### PAGE EXCERPT
When reading from a file using readChar() in RandomAccessFile class, unexpected output comes.
Instead of the desired character ? is displayed.
package tesr;
import java.io.RandomAccessFile;
import java.io.IOException;
public class Test {
public static void main(String[] args) {
try{
RandomAccessFile f=new RandomAccessFile("c:\\ankit\\1.txt","rw");
f.seek(0);
System.out.println(f.readChar());
}
catch(IOException e){
System.out.println("dkndknf");
}
// TODO Auto-generated method stub
}
}
You probably intended readByte. Java char is UTF-16BE, a 2 bytes Unicode representation, and on random binary data very often not representable, no correct UTF-16BE or a half "surrogate" - part of a combination of two char forming one Unicode code point. Java represents a failed conversion in your case as question mark.

### EXTRACTED RECORDS

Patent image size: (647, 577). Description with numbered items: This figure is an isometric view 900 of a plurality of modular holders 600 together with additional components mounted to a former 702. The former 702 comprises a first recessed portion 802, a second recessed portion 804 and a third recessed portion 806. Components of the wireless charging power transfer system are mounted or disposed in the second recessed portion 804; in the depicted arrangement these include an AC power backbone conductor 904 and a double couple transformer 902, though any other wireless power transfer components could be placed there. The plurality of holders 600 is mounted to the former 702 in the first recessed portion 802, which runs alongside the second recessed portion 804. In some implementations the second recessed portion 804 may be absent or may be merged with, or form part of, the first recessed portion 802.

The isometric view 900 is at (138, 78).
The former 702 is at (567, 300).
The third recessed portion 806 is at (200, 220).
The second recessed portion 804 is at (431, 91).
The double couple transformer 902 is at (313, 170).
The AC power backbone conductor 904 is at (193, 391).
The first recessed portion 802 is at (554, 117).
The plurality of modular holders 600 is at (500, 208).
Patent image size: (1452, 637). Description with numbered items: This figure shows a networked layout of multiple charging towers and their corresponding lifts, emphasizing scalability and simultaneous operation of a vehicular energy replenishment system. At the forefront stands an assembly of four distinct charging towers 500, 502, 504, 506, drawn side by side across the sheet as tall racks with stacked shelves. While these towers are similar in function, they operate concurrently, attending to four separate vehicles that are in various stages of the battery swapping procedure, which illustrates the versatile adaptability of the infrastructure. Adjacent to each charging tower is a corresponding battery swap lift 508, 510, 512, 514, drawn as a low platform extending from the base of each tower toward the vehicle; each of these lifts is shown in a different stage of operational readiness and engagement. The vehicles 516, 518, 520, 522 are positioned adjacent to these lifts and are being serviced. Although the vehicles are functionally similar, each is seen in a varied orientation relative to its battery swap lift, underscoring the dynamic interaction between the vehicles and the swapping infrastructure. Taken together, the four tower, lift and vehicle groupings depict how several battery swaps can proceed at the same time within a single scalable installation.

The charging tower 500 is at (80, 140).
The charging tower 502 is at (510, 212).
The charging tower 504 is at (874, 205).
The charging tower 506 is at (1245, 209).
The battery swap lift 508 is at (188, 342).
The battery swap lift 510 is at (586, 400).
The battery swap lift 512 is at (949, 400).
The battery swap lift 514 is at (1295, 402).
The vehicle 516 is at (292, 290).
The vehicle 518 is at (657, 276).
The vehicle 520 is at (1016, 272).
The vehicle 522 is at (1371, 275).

### TO-DO LIST
1. Please reproduce the listing word for word, from its start down to the line containing "The plurality of modular", including that line.
2. Continue the forum thread about readChar() in Java's RandomAccessFile from the point where it stops.
The Java thread and the listing are unrelated material.

### EXERCISE ANSWERS
1.
Patent image size: (647, 577). Description with numbered items: This figure is an isometric view 900 of a plurality of modular holders 600 together with additional components mounted to a former 702. The former 702 comprises a first recessed portion 802, a second recessed portion 804 and a third recessed portion 806. Components of the wireless charging power transfer system are mounted or disposed in the second recessed portion 804; in the depicted arrangement these include an AC power backbone conductor 904 and a double couple transformer 902, though any other wireless power transfer components could be placed there. The plurality of holders 600 is mounted to the former 702 in the first recessed portion 802, which runs alongside the second recessed portion 804. In some implementations the second recessed portion 804 may be absent or may be merged with, or form part of, the first recessed portion 802.

The isometric view 900 is at (138, 78).
The former 702 is at (567, 300).
The third recessed portion 806 is at (200, 220).
The second recessed portion 804 is at (431, 91).
The double couple transformer 902 is at (313, 170).
The AC power backbone conductor 904 is at (193, 391).
The first recessed portion 802 is at (554, 117).
The plurality of modular holders 600 is at (500, 208).

2.
If you know in what encoding the file is in, then for a single byte encoding it is simple:
byte b = in.readByte();
byte[] bs = new byte[] { b };
String s = new String(bs, "Cp1252"); // Some single byte encoding
For the variable multi-byte UTF-8 it is also simple to identify a sequence of bytes:
single byte when high bit = 0
otherwise a continuation byte when high bits 10
otherwise a starting byte (with some special cases) telling the number of bytes by its high bits.
For UTF-16LE and UTF-16BE the file positions must be a multiple of 2 and 2 bytes long.
byte[] bs = new byte[2];
in.read(bs);
String s = new String(bs, StandardCharsets.UTF_16LE);
You almost certainly have a character encoding problem. It is not possible to simply read characters from a file. What must be done is that an appropriate sequence of bytes are read, then those bytes are interpreted according to a character encoding scheme to translate them to a character. When you want to read a file as text, Java must be told, perhaps implicitly, which character encoding to use.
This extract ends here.